• [Selected excerpt]
ImpactAlpha, December 11 – The debate over how to categorize the most populous country in the world’s climate actions and needs was on full display at COP28 in Dubai. India’s venture capital, private equity and angel investors, however, are sending clear signals that climate is increasingly key to their investment strategies.
Nearly half of private investors in India categorize climate change as an important part of their funding mandate, up from a third last year, according to Climate Capital Network’s 2023 climate finance survey.
Most available climate capital is making early-stage equity investments in tech innovation. More capital is needed to commercialize technologies, the authors note.
“There still is a dearth of funding for Series A / B onwards,” they write. “We must move from ‘The Age of Innovation’ to ‘The Age of Adoption’.”
The Climate Capital Network, a collective of climate investors convened by Green Artha, projects that network members over the next 12 months will increasingly direct capital to hardware, infrastructure, and commodity-based innovations, including electric vehicle charging and battery swapping infrastructure; zinc-gel, sodium-ion and other new battery chemistries; and sustainable consumables made from organic and/or renewable materials. Waste management and nascent point-of-source carbon capture are also areas of growing interest.
The network estimates that nature restoration, environmental analytics, micro-mobility, and urban logistics will see declining investor engagement.
“Not enough emphasis has been placed on strategies that help address both climate mitigation and adaptation issues,” says one survey respondent.
Spurring nature restoration
Nature restoration presents a key opportunity for outsized financial returns and climate impact. “Protecting the natural world has traditionally been left to ecologists and nature-lovers rather than VCs looking for profitable, fast-growing businesses,” observes one investor surveyed by Climate Capital Network.
World Resources Institute’s India group, family office Spectrum Impact, venture fund Sangam Venture and others launched Harit Bharat Fund, meaning “Green India Fund,” to speed economic activity centered around land restoration in the forest-rich states of Chhattisgarh, Madhya Pradesh, and Maharashtra. The initiative leverages WRI’s TerraMatch platform to connect local startups, farmer-producer companies and NGOs with project development and pilot funding of up to $300,000 as well as technical assistance.

• [Record excerpts]
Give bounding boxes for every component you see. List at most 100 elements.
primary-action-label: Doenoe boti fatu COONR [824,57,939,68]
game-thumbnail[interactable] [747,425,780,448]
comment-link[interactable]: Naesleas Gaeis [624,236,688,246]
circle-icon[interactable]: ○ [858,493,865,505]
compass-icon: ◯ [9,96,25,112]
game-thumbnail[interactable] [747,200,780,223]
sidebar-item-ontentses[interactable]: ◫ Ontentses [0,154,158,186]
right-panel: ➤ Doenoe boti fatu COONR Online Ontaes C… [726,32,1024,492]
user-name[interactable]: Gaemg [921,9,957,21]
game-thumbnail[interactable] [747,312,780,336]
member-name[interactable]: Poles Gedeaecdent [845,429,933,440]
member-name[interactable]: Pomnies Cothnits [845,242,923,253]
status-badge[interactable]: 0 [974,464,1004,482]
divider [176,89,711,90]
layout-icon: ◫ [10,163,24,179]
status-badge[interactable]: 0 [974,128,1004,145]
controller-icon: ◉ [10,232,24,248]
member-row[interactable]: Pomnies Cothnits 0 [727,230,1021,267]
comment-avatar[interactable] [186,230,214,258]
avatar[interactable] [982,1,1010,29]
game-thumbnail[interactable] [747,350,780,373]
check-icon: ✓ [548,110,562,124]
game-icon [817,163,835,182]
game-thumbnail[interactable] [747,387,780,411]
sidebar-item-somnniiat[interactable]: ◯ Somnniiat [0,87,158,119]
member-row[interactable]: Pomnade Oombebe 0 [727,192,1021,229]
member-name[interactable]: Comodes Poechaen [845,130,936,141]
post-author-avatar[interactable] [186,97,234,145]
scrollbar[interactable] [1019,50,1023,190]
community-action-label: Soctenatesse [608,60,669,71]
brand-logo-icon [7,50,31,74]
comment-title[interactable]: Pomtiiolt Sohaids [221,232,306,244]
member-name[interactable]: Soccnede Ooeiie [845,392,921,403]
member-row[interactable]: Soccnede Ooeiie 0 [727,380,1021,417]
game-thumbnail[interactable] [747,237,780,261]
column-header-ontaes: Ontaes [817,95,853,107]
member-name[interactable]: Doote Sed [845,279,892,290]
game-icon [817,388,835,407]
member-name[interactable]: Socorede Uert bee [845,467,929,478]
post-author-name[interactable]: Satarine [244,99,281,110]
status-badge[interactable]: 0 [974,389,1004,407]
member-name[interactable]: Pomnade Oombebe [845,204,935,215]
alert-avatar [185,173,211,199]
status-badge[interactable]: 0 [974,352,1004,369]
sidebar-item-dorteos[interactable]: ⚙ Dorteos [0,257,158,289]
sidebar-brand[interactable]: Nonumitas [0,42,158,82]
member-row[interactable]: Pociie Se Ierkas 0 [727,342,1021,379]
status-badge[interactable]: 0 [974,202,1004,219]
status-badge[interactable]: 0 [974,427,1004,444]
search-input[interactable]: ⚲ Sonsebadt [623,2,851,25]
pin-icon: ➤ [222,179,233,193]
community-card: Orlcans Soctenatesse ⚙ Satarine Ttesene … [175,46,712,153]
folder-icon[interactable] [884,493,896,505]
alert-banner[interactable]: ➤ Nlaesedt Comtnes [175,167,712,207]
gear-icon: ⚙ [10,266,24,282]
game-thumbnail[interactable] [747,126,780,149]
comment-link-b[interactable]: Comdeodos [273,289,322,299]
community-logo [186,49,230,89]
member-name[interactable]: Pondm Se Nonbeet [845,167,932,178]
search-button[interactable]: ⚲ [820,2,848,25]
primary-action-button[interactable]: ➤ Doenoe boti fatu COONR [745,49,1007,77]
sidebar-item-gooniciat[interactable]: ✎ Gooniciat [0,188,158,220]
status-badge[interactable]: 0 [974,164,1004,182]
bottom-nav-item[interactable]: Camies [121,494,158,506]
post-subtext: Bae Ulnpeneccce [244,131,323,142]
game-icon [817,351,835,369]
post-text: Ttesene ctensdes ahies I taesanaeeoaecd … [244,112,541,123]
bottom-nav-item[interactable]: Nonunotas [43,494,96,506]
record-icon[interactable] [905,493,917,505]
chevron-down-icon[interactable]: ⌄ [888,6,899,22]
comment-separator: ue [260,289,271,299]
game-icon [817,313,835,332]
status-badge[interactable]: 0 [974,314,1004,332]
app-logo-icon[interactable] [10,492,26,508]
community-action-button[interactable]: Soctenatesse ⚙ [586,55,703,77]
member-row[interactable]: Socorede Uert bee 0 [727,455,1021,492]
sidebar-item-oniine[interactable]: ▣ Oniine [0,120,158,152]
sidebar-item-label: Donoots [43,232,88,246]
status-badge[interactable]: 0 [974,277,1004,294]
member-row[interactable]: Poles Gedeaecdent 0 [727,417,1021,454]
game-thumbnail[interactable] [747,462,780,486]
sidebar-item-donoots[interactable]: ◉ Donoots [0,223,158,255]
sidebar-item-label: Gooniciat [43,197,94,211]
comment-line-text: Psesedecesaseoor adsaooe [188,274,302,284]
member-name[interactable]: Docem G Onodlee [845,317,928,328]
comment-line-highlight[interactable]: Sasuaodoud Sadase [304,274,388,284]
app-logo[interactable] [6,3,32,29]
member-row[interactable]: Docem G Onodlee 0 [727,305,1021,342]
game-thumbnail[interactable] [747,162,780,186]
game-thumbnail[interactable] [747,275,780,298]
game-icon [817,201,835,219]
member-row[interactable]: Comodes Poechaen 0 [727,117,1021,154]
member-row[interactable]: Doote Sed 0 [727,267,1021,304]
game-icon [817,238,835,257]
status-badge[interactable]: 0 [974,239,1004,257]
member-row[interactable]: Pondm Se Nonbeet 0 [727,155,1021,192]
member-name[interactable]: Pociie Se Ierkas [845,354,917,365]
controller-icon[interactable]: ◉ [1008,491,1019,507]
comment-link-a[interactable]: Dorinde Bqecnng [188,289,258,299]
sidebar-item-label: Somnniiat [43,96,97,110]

• [Work request A]
In the article on climate investing in India, what maximum amount of pilot funding does the Harit Bharat Fund initiative connect local groups with?
• [Work request B]
Write out the part of the article on climate investing in India that begins at the words "Nearly half of" and stops after "climate finance survey.".
• [Work request C]
Extend the article on climate investing in India, picking up after its last paragraph.
The rows are separate material, unrelated to the article on climate investing in India.

• [Exercise result A]
Up to $300,000.

• [Exercise result B]
Nearly half of private investors in India categorize climate change as an important part of their funding mandate, up from a third last year, according to Climate Capital Network’s 2023 climate finance survey.

• [Exercise result C]
Harit Bharat Fund will support up to 20 projects with the goal of identifying business models that can be replicated elsewhere.
“Philanthropy and patient capital can provide catalytic capital to locally-led restoration business models to grow and unlock public finance for spurring a restoration economy,” writes Ruchika Singh of WRI India.
Climate blended finance
Efficient manufacturing, industrial decarbonization, energy efficiency and battery technologies are underfunded climate sectors in India. Blended finance is “critical to technology adoption and commercialization,” Climate Capital Network’s survey finds. “While blended finance holds important promise to unlock capital at scale, it plays a minimal role in the current ecosystem.”
A separate report from the International Finance Corp. and blended-finance network Convergence spotlights how concessional capital is being used to ignite investments in climate-smart agriculture, affordable housing, off-grid solar and other sectors. The UK government’s Market Accelerator for Green Construction program is providing performance-based financing to a trio of housing finance companies in India to encourage green construction designs.
Impact venture capital firm Omnivore, which invests in India’s homegrown agriculture technologies, leveraged a $4.6 million first-loss guarantee from the Bill and Melinda Gates Foundation Inclusive Agritech Facility to de-risk a $12 million equity investment from the IFC for its third fund.